Exercise brief: Output the data exactly, with every line intact.
++++ Recorded data
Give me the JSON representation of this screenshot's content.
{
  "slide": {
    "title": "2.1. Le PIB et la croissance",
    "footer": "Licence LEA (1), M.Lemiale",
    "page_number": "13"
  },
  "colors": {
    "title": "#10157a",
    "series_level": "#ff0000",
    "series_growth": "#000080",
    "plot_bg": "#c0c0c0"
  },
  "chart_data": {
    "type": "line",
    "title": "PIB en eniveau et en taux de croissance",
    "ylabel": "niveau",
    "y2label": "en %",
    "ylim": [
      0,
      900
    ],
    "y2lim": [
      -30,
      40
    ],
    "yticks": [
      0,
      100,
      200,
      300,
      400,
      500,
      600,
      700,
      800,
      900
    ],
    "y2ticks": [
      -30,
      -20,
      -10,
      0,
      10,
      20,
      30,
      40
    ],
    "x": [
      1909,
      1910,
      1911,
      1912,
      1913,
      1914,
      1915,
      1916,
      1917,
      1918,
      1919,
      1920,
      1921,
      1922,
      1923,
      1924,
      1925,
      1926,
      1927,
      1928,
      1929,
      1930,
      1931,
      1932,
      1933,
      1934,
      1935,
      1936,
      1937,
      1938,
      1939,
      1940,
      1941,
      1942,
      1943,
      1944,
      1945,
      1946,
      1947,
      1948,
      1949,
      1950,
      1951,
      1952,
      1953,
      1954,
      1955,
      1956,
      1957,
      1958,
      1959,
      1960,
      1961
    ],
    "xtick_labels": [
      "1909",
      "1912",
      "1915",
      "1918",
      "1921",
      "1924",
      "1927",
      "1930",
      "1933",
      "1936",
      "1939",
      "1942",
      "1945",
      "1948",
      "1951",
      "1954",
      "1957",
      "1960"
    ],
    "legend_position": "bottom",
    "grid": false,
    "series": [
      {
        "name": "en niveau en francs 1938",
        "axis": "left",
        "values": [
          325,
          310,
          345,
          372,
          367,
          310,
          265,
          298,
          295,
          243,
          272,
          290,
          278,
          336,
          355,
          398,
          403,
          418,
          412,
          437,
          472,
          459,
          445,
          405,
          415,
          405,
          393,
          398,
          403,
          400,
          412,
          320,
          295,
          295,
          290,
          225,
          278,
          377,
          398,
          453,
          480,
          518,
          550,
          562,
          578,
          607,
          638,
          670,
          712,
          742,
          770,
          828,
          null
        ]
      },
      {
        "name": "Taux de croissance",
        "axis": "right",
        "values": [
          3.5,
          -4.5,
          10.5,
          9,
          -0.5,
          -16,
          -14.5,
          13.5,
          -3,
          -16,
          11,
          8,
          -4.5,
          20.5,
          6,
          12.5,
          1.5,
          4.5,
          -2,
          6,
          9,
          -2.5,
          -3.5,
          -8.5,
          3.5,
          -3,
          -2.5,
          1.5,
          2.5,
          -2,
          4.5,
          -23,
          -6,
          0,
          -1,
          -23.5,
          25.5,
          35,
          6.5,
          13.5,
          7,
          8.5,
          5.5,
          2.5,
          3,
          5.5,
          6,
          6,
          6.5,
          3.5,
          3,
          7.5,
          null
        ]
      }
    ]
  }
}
++++++++
Correct result:
Give me the JSON representation of this screenshot's content.
{
  "slide": {
    "title": "2.1. Le PIB et la croissance",
    "footer": "Licence LEA (1), M.Lemiale",
    "page_number": "13"
  },
  "colors": {
    "title": "#10157a",
    "series_level": "#ff0000",
    "series_growth": "#000080",
    "plot_bg": "#c0c0c0"
  },
  "chart_data": {
    "type": "line",
    "title": "PIB en eniveau et en taux de croissance",
    "ylabel": "niveau",
    "y2label": "en %",
    "ylim": [
      0,
      900
    ],
    "y2lim": [
      -30,
      40
    ],
    "yticks": [
      0,
      100,
      200,
      300,
      400,
      500,
      600,
      700,
      800,
      900
    ],
    "y2ticks": [
      -30,
      -20,
      -10,
      0,
      10,
      20,
      30,
      40
    ],
    "x": [
      1909,
      1910,
      1911,
      1912,
      1913,
      1914,
      1915,
      1916,
      1917,
      1918,
      1919,
      1920,
      1921,
      1922,
      1923,
      1924,
      1925,
      1926,
      1927,
      1928,
      1929,
      1930,
      1931,
      1932,
      1933,
      1934,
      1935,
      1936,
      1937,
      1938,
      1939,
      1940,
      1941,
      1942,
      1943,
      1944,
      1945,
      1946,
      1947,
      1948,
      1949,
      1950,
      1951,
      1952,
      1953,
      1954,
      1955,
      1956,
      1957,
      1958,
      1959,
      1960,
      1961
    ],
    "xtick_labels": [
      "1909",
      "1912",
      "1915",
      "1918",
      "1921",
      "1924",
      "1927",
      "1930",
      "1933",
      "1936",
      "1939",
      "1942",
      "1945",
      "1948",
      "1951",
      "1954",
      "1957",
      "1960"
    ],
    "legend_position": "bottom",
    "grid": false,
    "series": [
      {
        "name": "en niveau en francs 1938",
        "axis": "left",
        "values": [
          325,
          310,
          345,
          372,
          367,
          310,
          265,
          298,
          295,
          243,
          272,
          290,
          278,
          336,
          355,
          398,
          403,
          418,
          412,
          437,
          472,
          459,
          445,
          405,
          415,
          405,
          393,
          398,
          403,
          400,
          412,
          320,
          295,
          295,
          290,
          225,
          278,
          377,
          398,
          453,
          480,
          518,
          550,
          562,
          578,
          607,
          638,
          670,
          712,
          742,
          770,
          828,
          null
        ]
      },
      {
        "name": "Taux de croissance",
        "axis": "right",
        "values": [
          3.5,
          -4.5,
          10.5,
          9,
          -0.5,
          -16,
          -14.5,
          13.5,
          -3,
          -16,
          11,
          8,
          -4.5,
          20.5,
          6,
          12.5,
          1.5,
          4.5,
          -2,
          6,
          9,
          -2.5,
          -3.5,
          -8.5,
          3.5,
          -3,
          -2.5,
          1.5,
          2.5,
          -2,
          4.5,
          -23,
          -6,
          0,
          -1,
          -23.5,
          25.5,
          35,
          6.5,
          13.5,
          7,
          8.5,
          5.5,
          2.5,
          3,
          5.5,
          6,
          6,
          6.5,
          3.5,
          3,
          7.5,
          null
        ]
      }
    ]
  }
}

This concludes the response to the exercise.